◆ Exercise instructions: Show each line of the data below that has the string "Mazeret" in it.

[Recorded data]

□ □ □ □

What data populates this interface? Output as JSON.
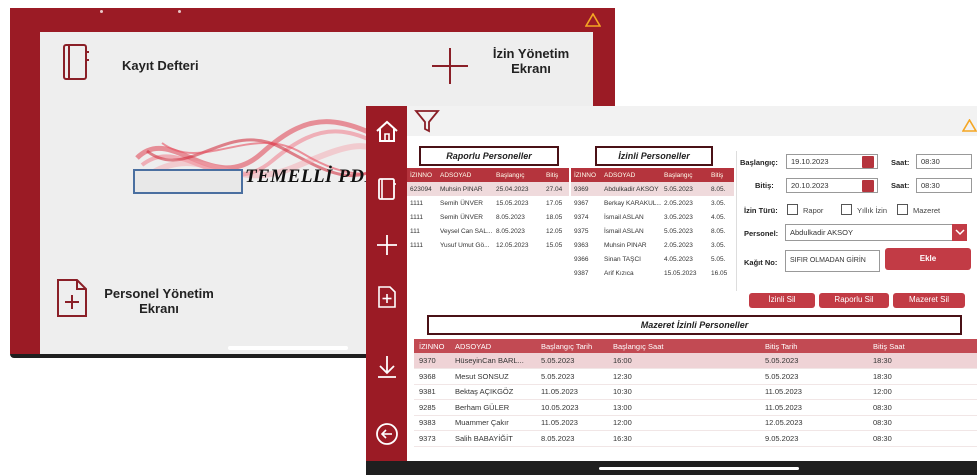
{
  "back_screen": {
    "menu": {
      "register_label": "Kayıt Defteri",
      "leave_management_label": "İzin Yönetim Ekranı",
      "personnel_management_label": "Personel Yönetim Ekranı"
    },
    "logo_text": "TEMELLİ PDKS"
  },
  "front_screen": {
    "report_title": "Raporlu Personeller",
    "leave_title": "İzinli Personeller",
    "excuse_title": "Mazeret İzinli Personeller",
    "report_table": {
      "headers": [
        "İZINNO",
        "ADSOYAD",
        "Başlangıç",
        "Bitiş"
      ],
      "rows": [
        [
          "623094",
          "Muhsin PINAR",
          "25.04.2023",
          "27.04"
        ],
        [
          "1111",
          "Semih ÜNVER",
          "15.05.2023",
          "17.05"
        ],
        [
          "1111",
          "Semih ÜNVER",
          "8.05.2023",
          "18.05"
        ],
        [
          "111",
          "Veysel Can SAL...",
          "8.05.2023",
          "12.05"
        ],
        [
          "1111",
          "Yusuf Umut Gö...",
          "12.05.2023",
          "15.05"
        ]
      ]
    },
    "leave_table": {
      "headers": [
        "İZINNO",
        "ADSOYAD",
        "Başlangıç",
        "Bitiş"
      ],
      "rows": [
        [
          "9369",
          "Abdulkadir AKSOY",
          "5.05.2023",
          "8.05."
        ],
        [
          "9367",
          "Berkay KARAKUL...",
          "2.05.2023",
          "3.05."
        ],
        [
          "9374",
          "İsmail ASLAN",
          "3.05.2023",
          "4.05."
        ],
        [
          "9375",
          "İsmail ASLAN",
          "5.05.2023",
          "8.05."
        ],
        [
          "9363",
          "Muhsin PINAR",
          "2.05.2023",
          "3.05."
        ],
        [
          "9366",
          "Sinan TAŞCI",
          "4.05.2023",
          "5.05."
        ],
        [
          "9387",
          "Arif Kızıca",
          "15.05.2023",
          "16.05"
        ]
      ]
    },
    "form": {
      "start_label": "Başlangıç:",
      "start_date": "19.10.2023",
      "start_time_label": "Saat:",
      "start_time": "08:30",
      "end_label": "Bitiş:",
      "end_date": "20.10.2023",
      "end_time_label": "Saat:",
      "end_time": "08:30",
      "type_label": "İzin Türü:",
      "type_options": [
        "Rapor",
        "Yıllık İzin",
        "Mazeret"
      ],
      "personnel_label": "Personel:",
      "personnel_value": "Abdulkadir AKSOY",
      "doc_label": "Kağıt No:",
      "doc_placeholder": "SIFIR OLMADAN GİRİN",
      "add_button": "Ekle"
    },
    "actions": {
      "delete_leave": "İzinli Sil",
      "delete_report": "Raporlu Sil",
      "delete_excuse": "Mazeret Sil"
    },
    "excuse_table": {
      "headers": [
        "İZINNO",
        "ADSOYAD",
        "Başlangıç Tarih",
        "Başlangıç Saat",
        "Bitiş Tarih",
        "Bitiş Saat"
      ],
      "rows": [
        [
          "9370",
          "HüseyinCan BARL...",
          "5.05.2023",
          "16:00",
          "5.05.2023",
          "18:30"
        ],
        [
          "9368",
          "Mesut SONSUZ",
          "5.05.2023",
          "12:30",
          "5.05.2023",
          "18:30"
        ],
        [
          "9381",
          "Bektaş AÇIKGÖZ",
          "11.05.2023",
          "10:30",
          "11.05.2023",
          "12:00"
        ],
        [
          "9285",
          "Berham GÜLER",
          "10.05.2023",
          "13:00",
          "11.05.2023",
          "08:30"
        ],
        [
          "9383",
          "Muammer Çakır",
          "11.05.2023",
          "12:00",
          "12.05.2023",
          "08:30"
        ],
        [
          "9373",
          "Salih BABAYİĞİT",
          "8.05.2023",
          "16:30",
          "9.05.2023",
          "08:30"
        ]
      ]
    }
  },
  "colors": {
    "brand": "#9b1b25",
    "header": "#c24a53",
    "accent_triangle": "#f5a623"
  }
}
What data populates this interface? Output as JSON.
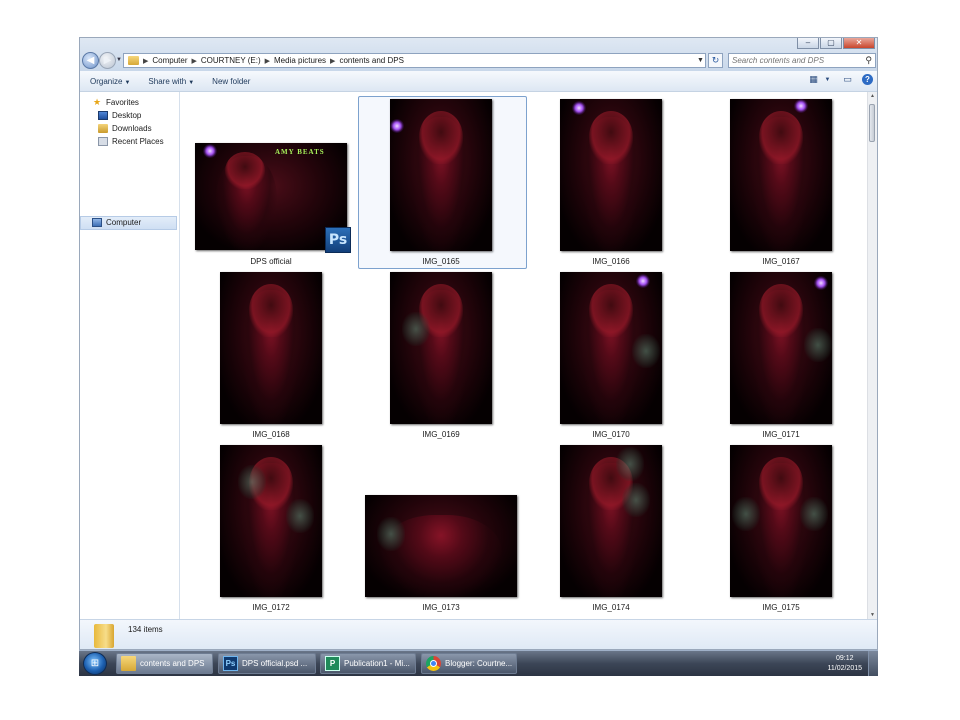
{
  "window": {
    "caption_buttons": {
      "minimize": "–",
      "maximize": "▢",
      "close": "✕"
    }
  },
  "address": {
    "crumbs": [
      "Computer",
      "COURTNEY (E:)",
      "Media pictures",
      "contents and DPS"
    ]
  },
  "search": {
    "placeholder": "Search contents and DPS"
  },
  "toolbar": {
    "organize": "Organize",
    "share_with": "Share with",
    "new_folder": "New folder"
  },
  "nav": {
    "favorites": "Favorites",
    "desktop": "Desktop",
    "downloads": "Downloads",
    "recent_places": "Recent Places",
    "computer": "Computer"
  },
  "files": [
    {
      "name": "DPS official",
      "type": "psd",
      "overlay_text": "AMY BEATS",
      "badge": "Ps"
    },
    {
      "name": "IMG_0165",
      "selected": true
    },
    {
      "name": "IMG_0166"
    },
    {
      "name": "IMG_0167"
    },
    {
      "name": "IMG_0168"
    },
    {
      "name": "IMG_0169"
    },
    {
      "name": "IMG_0170"
    },
    {
      "name": "IMG_0171"
    },
    {
      "name": "IMG_0172"
    },
    {
      "name": "IMG_0173"
    },
    {
      "name": "IMG_0174"
    },
    {
      "name": "IMG_0175"
    }
  ],
  "status": {
    "item_count": "134 items"
  },
  "taskbar": {
    "buttons": [
      {
        "label": "contents and DPS",
        "icon": "folder-icon",
        "active": true
      },
      {
        "label": "DPS official.psd ...",
        "icon": "photoshop-icon",
        "app_glyph": "Ps"
      },
      {
        "label": "Publication1 - Mi...",
        "icon": "publisher-icon",
        "app_glyph": "P"
      },
      {
        "label": "Blogger: Courtne...",
        "icon": "chrome-icon"
      }
    ],
    "time": "09:12",
    "date": "11/02/2015"
  },
  "colors": {
    "chrome_blue": "#dfe8f3",
    "taskbar": "#3c4657",
    "selection_border": "#7da2ce"
  }
}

□ □ □ □

◆ Finished answer:
    "excuse_title": "Mazeret İzinli Personeller",
        "Mazeret"
      "delete_excuse": "Mazeret Sil"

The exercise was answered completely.